(Objective) No images are to be carried over; print all other material exactly as it stands.

(Records provided)
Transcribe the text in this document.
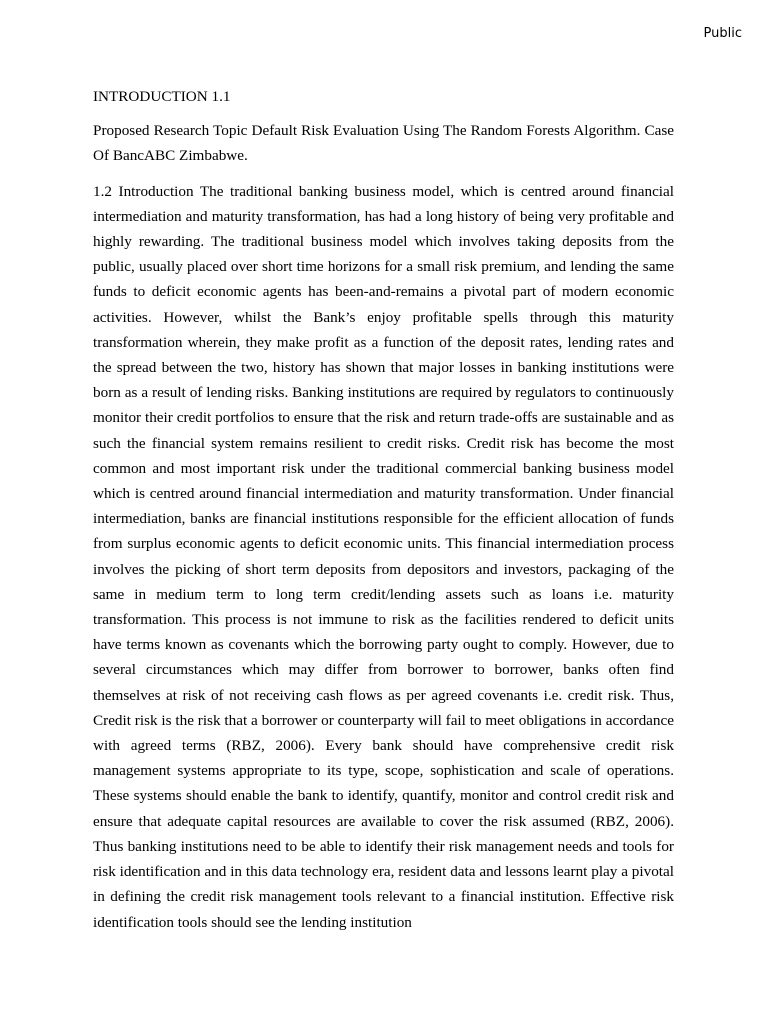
Public

INTRODUCTION 1.1

Proposed Research Topic Default Risk Evaluation Using The Random Forests Algorithm. Case Of BancABC Zimbabwe.

1.2 Introduction The traditional banking business model, which is centred around financial intermediation and maturity transformation, has had a long history of being very profitable and highly rewarding. The traditional business model which involves taking deposits from the public, usually placed over short time horizons for a small risk premium, and lending the same funds to deficit economic agents has been-and-remains a pivotal part of modern economic activities. However, whilst the Bank’s enjoy profitable spells through this maturity transformation wherein, they make profit as a function of the deposit rates, lending rates and the spread between the two, history has shown that major losses in banking institutions were born as a result of lending risks. Banking institutions are required by regulators to continuously monitor their credit portfolios to ensure that the risk and return trade-offs are sustainable and as such the financial system remains resilient to credit risks. Credit risk has become the most common and most important risk under the traditional commercial banking business model which is centred around financial intermediation and maturity transformation. Under financial intermediation, banks are financial institutions responsible for the efficient allocation of funds from surplus economic agents to deficit economic units. This financial intermediation process involves the picking of short term deposits from depositors and investors, packaging of the same in medium term to long term credit/lending assets such as loans i.e. maturity transformation. This process is not immune to risk as the facilities rendered to deficit units have terms known as covenants which the borrowing party ought to comply. However, due to several circumstances which may differ from borrower to borrower, banks often find themselves at risk of not receiving cash flows as per agreed covenants i.e. credit risk. Thus, Credit risk is the risk that a borrower or counterparty will fail to meet obligations in accordance with agreed terms (RBZ, 2006). Every bank should have comprehensive credit risk management systems appropriate to its type, scope, sophistication and scale of operations. These systems should enable the bank to identify, quantify, monitor and control credit risk and ensure that adequate capital resources are available to cover the risk assumed (RBZ, 2006). Thus banking institutions need to be able to identify their risk management needs and tools for risk identification and in this data technology era, resident data and lessons learnt play a pivotal in defining the credit risk management tools relevant to a financial institution. Effective risk identification tools should see the lending institution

(Result of this task)
Transcribe the text in this document.
Public

INTRODUCTION 1.1

Proposed Research Topic Default Risk Evaluation Using The Random Forests Algorithm. Case Of BancABC Zimbabwe.

1.2 Introduction The traditional banking business model, which is centred around financial intermediation and maturity transformation, has had a long history of being very profitable and highly rewarding. The traditional business model which involves taking deposits from the public, usually placed over short time horizons for a small risk premium, and lending the same funds to deficit economic agents has been-and-remains a pivotal part of modern economic activities. However, whilst the Bank’s enjoy profitable spells through this maturity transformation wherein, they make profit as a function of the deposit rates, lending rates and the spread between the two, history has shown that major losses in banking institutions were born as a result of lending risks. Banking institutions are required by regulators to continuously monitor their credit portfolios to ensure that the risk and return trade-offs are sustainable and as such the financial system remains resilient to credit risks. Credit risk has become the most common and most important risk under the traditional commercial banking business model which is centred around financial intermediation and maturity transformation. Under financial intermediation, banks are financial institutions responsible for the efficient allocation of funds from surplus economic agents to deficit economic units. This financial intermediation process involves the picking of short term deposits from depositors and investors, packaging of the same in medium term to long term credit/lending assets such as loans i.e. maturity transformation. This process is not immune to risk as the facilities rendered to deficit units have terms known as covenants which the borrowing party ought to comply. However, due to several circumstances which may differ from borrower to borrower, banks often find themselves at risk of not receiving cash flows as per agreed covenants i.e. credit risk. Thus, Credit risk is the risk that a borrower or counterparty will fail to meet obligations in accordance with agreed terms (RBZ, 2006). Every bank should have comprehensive credit risk management systems appropriate to its type, scope, sophistication and scale of operations. These systems should enable the bank to identify, quantify, monitor and control credit risk and ensure that adequate capital resources are available to cover the risk assumed (RBZ, 2006). Thus banking institutions need to be able to identify their risk management needs and tools for risk identification and in this data technology era, resident data and lessons learnt play a pivotal in defining the credit risk management tools relevant to a financial institution. Effective risk identification tools should see the lending institution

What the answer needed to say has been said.